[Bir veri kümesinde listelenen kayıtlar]
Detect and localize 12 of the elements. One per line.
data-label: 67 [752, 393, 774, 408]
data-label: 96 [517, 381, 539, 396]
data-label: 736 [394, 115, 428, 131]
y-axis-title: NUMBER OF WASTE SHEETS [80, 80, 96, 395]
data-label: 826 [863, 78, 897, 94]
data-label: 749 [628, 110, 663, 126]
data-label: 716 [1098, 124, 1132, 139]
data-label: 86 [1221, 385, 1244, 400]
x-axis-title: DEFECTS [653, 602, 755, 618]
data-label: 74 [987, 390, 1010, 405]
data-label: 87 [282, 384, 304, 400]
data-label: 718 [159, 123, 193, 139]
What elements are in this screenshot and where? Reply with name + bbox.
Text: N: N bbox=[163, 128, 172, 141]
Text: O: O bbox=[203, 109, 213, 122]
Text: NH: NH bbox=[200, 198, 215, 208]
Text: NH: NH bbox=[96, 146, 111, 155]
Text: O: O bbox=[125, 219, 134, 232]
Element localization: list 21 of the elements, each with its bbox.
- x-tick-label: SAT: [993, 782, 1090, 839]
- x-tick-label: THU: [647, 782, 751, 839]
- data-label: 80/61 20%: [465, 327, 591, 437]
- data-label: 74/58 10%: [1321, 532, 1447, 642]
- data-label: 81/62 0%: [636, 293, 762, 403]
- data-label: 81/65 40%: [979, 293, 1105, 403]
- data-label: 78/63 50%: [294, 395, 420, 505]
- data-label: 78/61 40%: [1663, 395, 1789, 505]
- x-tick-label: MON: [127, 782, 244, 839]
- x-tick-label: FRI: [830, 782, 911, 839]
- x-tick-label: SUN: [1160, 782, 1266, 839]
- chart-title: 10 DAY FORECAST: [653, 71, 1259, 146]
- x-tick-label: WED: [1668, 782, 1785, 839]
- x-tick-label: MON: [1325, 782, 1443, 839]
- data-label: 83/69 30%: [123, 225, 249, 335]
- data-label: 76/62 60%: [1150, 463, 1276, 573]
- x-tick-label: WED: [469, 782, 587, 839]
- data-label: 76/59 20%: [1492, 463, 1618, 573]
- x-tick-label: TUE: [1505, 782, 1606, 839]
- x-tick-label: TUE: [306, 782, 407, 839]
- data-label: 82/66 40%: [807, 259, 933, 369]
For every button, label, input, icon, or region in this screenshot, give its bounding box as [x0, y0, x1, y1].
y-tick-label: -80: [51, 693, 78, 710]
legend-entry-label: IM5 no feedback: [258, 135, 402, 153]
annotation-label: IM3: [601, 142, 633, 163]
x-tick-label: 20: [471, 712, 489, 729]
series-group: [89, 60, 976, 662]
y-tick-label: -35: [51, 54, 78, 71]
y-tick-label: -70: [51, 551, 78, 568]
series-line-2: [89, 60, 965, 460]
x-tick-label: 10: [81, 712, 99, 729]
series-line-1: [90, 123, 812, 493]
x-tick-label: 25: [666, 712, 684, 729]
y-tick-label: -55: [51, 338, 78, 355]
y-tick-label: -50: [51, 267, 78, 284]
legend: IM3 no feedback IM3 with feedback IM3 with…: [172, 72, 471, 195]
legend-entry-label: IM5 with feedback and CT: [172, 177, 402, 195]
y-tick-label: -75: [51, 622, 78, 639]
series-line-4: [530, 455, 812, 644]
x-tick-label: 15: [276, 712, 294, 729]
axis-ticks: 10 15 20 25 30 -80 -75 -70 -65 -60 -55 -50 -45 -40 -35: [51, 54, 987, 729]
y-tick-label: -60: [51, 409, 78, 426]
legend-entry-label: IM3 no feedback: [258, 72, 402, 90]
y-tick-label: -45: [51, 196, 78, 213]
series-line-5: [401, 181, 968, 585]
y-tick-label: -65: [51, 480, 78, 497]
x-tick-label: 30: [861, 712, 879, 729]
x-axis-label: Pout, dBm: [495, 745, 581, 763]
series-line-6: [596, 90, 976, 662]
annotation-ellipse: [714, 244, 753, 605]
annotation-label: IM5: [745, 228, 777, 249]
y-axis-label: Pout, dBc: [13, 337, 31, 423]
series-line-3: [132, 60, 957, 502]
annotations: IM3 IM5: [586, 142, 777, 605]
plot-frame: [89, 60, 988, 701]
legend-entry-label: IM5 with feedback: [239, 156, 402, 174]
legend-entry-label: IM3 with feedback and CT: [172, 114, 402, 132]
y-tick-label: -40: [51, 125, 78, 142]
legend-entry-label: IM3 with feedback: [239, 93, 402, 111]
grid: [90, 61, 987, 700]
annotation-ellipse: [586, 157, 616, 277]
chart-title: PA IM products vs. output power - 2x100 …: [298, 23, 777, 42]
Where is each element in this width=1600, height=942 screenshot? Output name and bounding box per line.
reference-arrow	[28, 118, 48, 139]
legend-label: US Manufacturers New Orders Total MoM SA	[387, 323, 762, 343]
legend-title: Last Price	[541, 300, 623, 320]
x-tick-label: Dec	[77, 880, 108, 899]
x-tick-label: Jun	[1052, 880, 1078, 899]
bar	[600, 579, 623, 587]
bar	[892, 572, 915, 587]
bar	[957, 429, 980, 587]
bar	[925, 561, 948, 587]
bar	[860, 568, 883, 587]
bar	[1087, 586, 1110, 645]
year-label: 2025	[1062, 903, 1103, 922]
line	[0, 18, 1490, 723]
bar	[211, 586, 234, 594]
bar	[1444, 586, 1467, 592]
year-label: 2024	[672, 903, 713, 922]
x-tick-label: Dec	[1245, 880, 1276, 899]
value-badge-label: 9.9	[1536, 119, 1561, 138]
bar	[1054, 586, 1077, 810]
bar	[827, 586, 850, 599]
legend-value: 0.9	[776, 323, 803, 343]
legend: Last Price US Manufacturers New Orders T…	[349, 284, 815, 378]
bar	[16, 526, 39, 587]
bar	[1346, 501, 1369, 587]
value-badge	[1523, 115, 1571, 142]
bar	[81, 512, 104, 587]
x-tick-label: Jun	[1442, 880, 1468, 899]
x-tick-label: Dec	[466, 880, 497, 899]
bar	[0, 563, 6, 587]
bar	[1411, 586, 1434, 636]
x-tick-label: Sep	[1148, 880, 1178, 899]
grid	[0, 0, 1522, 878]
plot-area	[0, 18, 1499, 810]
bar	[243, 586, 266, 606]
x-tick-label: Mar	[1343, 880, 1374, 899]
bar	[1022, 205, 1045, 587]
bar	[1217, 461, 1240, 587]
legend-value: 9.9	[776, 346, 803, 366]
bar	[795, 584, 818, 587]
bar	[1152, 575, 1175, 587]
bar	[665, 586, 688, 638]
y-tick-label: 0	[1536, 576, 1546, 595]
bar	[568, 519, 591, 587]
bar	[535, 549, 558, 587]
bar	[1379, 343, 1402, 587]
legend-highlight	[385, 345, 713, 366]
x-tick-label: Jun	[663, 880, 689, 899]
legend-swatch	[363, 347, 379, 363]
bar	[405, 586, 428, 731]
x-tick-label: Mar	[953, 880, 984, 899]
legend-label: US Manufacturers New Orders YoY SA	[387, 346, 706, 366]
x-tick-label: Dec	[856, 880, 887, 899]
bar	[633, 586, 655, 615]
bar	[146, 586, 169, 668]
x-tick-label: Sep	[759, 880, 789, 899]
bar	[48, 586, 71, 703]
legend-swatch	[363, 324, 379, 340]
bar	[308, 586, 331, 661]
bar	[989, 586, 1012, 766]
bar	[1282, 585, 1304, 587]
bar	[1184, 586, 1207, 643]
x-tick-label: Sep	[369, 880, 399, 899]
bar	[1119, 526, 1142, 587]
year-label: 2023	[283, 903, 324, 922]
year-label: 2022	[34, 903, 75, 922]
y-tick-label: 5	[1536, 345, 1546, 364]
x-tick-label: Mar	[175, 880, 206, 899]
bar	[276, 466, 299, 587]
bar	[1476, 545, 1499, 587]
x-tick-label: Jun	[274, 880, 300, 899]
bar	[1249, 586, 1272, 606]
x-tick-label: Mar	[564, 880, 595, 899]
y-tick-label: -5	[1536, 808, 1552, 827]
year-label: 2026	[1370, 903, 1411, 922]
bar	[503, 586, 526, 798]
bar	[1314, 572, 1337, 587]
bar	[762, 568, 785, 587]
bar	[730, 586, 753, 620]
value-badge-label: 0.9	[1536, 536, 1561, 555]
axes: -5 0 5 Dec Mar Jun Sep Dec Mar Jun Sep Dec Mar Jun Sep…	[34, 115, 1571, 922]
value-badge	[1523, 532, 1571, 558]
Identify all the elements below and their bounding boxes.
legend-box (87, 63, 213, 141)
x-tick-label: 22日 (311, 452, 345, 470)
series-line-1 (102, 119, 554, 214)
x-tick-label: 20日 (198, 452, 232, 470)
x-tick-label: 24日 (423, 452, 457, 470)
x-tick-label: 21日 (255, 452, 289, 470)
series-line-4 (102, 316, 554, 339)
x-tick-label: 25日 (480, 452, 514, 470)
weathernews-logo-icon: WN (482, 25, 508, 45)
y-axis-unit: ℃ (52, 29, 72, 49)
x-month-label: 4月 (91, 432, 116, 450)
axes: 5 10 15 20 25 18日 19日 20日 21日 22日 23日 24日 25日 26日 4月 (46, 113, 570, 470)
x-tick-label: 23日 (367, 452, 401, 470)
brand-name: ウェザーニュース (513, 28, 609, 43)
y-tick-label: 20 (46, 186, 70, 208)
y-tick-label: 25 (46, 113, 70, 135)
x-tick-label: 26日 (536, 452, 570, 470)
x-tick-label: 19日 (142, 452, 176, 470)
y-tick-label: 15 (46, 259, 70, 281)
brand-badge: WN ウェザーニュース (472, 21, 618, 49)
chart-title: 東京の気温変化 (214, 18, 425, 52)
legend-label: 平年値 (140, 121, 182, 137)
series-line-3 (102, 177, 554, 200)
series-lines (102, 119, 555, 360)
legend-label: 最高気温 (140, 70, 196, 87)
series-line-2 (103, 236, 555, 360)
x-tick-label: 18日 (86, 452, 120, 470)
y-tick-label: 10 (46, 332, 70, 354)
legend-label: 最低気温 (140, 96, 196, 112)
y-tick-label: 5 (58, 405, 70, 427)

*İstenen Görev*
Kayıtların başından "- data-label: 81/65" içeren satıra kadar (iki uç da dahil) olan satırları, "DEFECTS" yerine "FAULTS" koyarak lütfen yeniden yazın. Başka hiçbir şeyi değiştirmeyin.

*Alıştırma Yanıtı*
Detect and localize 12 of the elements. One per line.
data-label: 67 [752, 393, 774, 408]
data-label: 96 [517, 381, 539, 396]
data-label: 736 [394, 115, 428, 131]
y-axis-title: NUMBER OF WASTE SHEETS [80, 80, 96, 395]
data-label: 826 [863, 78, 897, 94]
data-label: 749 [628, 110, 663, 126]
data-label: 716 [1098, 124, 1132, 139]
data-label: 86 [1221, 385, 1244, 400]
x-axis-title: FAULTS [653, 602, 755, 618]
data-label: 74 [987, 390, 1010, 405]
data-label: 87 [282, 384, 304, 400]
data-label: 718 [159, 123, 193, 139]
What elements are in this screenshot and where? Reply with name + bbox.
Text: N: N bbox=[163, 128, 172, 141]
Text: O: O bbox=[203, 109, 213, 122]
Text: NH: NH bbox=[200, 198, 215, 208]
Text: NH: NH bbox=[96, 146, 111, 155]
Text: O: O bbox=[125, 219, 134, 232]
Element localization: list 21 of the elements, each with its bbox.
- x-tick-label: SAT: [993, 782, 1090, 839]
- x-tick-label: THU: [647, 782, 751, 839]
- data-label: 80/61 20%: [465, 327, 591, 437]
- data-label: 74/58 10%: [1321, 532, 1447, 642]
- data-label: 81/62 0%: [636, 293, 762, 403]
- data-label: 81/65 40%: [979, 293, 1105, 403]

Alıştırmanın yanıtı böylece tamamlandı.